## SHORT PROBLEM
Reproduce the records below exactly as given.

## EXCERPTED DATA
━━━
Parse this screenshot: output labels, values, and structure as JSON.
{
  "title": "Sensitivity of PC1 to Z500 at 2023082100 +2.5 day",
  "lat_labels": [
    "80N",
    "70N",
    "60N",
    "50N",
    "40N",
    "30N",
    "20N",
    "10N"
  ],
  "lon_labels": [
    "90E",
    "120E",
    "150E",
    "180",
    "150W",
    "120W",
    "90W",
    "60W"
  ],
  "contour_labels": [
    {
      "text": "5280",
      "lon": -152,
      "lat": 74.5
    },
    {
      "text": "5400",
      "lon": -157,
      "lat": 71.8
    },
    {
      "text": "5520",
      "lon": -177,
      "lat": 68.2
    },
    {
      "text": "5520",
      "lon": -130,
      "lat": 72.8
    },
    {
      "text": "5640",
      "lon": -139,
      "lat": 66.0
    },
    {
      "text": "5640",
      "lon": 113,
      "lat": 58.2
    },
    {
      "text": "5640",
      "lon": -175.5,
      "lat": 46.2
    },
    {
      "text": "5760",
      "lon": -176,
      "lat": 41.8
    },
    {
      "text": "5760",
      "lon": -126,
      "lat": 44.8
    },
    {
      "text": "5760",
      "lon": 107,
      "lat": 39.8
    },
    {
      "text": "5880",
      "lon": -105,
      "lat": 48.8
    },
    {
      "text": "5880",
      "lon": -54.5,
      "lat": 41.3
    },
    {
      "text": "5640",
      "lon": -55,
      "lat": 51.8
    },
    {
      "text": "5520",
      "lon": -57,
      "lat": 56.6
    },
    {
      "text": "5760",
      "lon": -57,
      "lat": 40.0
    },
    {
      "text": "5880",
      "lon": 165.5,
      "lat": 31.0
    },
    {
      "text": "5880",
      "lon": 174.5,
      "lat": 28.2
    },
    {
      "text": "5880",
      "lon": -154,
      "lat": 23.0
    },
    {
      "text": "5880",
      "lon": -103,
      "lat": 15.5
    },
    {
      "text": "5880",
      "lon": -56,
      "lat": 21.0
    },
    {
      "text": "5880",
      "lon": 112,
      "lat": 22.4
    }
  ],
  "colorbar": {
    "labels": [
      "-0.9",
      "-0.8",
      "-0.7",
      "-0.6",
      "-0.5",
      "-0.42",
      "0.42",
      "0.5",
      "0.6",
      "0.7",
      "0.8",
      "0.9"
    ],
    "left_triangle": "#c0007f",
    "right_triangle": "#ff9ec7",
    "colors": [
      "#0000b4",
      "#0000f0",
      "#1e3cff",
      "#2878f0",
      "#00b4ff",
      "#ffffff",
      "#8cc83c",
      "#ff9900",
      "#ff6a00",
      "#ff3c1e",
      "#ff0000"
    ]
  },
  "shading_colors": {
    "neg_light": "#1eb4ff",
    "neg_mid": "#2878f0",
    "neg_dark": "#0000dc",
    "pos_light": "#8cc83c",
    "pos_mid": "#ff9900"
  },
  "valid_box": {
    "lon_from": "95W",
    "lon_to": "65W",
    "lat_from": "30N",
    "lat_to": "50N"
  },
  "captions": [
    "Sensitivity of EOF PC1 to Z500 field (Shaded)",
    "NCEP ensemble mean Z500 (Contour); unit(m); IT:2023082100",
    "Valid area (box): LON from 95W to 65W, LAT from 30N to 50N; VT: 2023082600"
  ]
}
━━━
## RESPONSE TO THE TASK
Parse this screenshot: output labels, values, and structure as JSON.
{
  "title": "Sensitivity of PC1 to Z500 at 2023082100 +2.5 day",
  "lat_labels": [
    "80N",
    "70N",
    "60N",
    "50N",
    "40N",
    "30N",
    "20N",
    "10N"
  ],
  "lon_labels": [
    "90E",
    "120E",
    "150E",
    "180",
    "150W",
    "120W",
    "90W",
    "60W"
  ],
  "contour_labels": [
    {
      "text": "5280",
      "lon": -152,
      "lat": 74.5
    },
    {
      "text": "5400",
      "lon": -157,
      "lat": 71.8
    },
    {
      "text": "5520",
      "lon": -177,
      "lat": 68.2
    },
    {
      "text": "5520",
      "lon": -130,
      "lat": 72.8
    },
    {
      "text": "5640",
      "lon": -139,
      "lat": 66.0
    },
    {
      "text": "5640",
      "lon": 113,
      "lat": 58.2
    },
    {
      "text": "5640",
      "lon": -175.5,
      "lat": 46.2
    },
    {
      "text": "5760",
      "lon": -176,
      "lat": 41.8
    },
    {
      "text": "5760",
      "lon": -126,
      "lat": 44.8
    },
    {
      "text": "5760",
      "lon": 107,
      "lat": 39.8
    },
    {
      "text": "5880",
      "lon": -105,
      "lat": 48.8
    },
    {
      "text": "5880",
      "lon": -54.5,
      "lat": 41.3
    },
    {
      "text": "5640",
      "lon": -55,
      "lat": 51.8
    },
    {
      "text": "5520",
      "lon": -57,
      "lat": 56.6
    },
    {
      "text": "5760",
      "lon": -57,
      "lat": 40.0
    },
    {
      "text": "5880",
      "lon": 165.5,
      "lat": 31.0
    },
    {
      "text": "5880",
      "lon": 174.5,
      "lat": 28.2
    },
    {
      "text": "5880",
      "lon": -154,
      "lat": 23.0
    },
    {
      "text": "5880",
      "lon": -103,
      "lat": 15.5
    },
    {
      "text": "5880",
      "lon": -56,
      "lat": 21.0
    },
    {
      "text": "5880",
      "lon": 112,
      "lat": 22.4
    }
  ],
  "colorbar": {
    "labels": [
      "-0.9",
      "-0.8",
      "-0.7",
      "-0.6",
      "-0.5",
      "-0.42",
      "0.42",
      "0.5",
      "0.6",
      "0.7",
      "0.8",
      "0.9"
    ],
    "left_triangle": "#c0007f",
    "right_triangle": "#ff9ec7",
    "colors": [
      "#0000b4",
      "#0000f0",
      "#1e3cff",
      "#2878f0",
      "#00b4ff",
      "#ffffff",
      "#8cc83c",
      "#ff9900",
      "#ff6a00",
      "#ff3c1e",
      "#ff0000"
    ]
  },
  "shading_colors": {
    "neg_light": "#1eb4ff",
    "neg_mid": "#2878f0",
    "neg_dark": "#0000dc",
    "pos_light": "#8cc83c",
    "pos_mid": "#ff9900"
  },
  "valid_box": {
    "lon_from": "95W",
    "lon_to": "65W",
    "lat_from": "30N",
    "lat_to": "50N"
  },
  "captions": [
    "Sensitivity of EOF PC1 to Z500 field (Shaded)",
    "NCEP ensemble mean Z500 (Contour); unit(m); IT:2023082100",
    "Valid area (box): LON from 95W to 65W, LAT from 30N to 50N; VT: 2023082600"
  ]
}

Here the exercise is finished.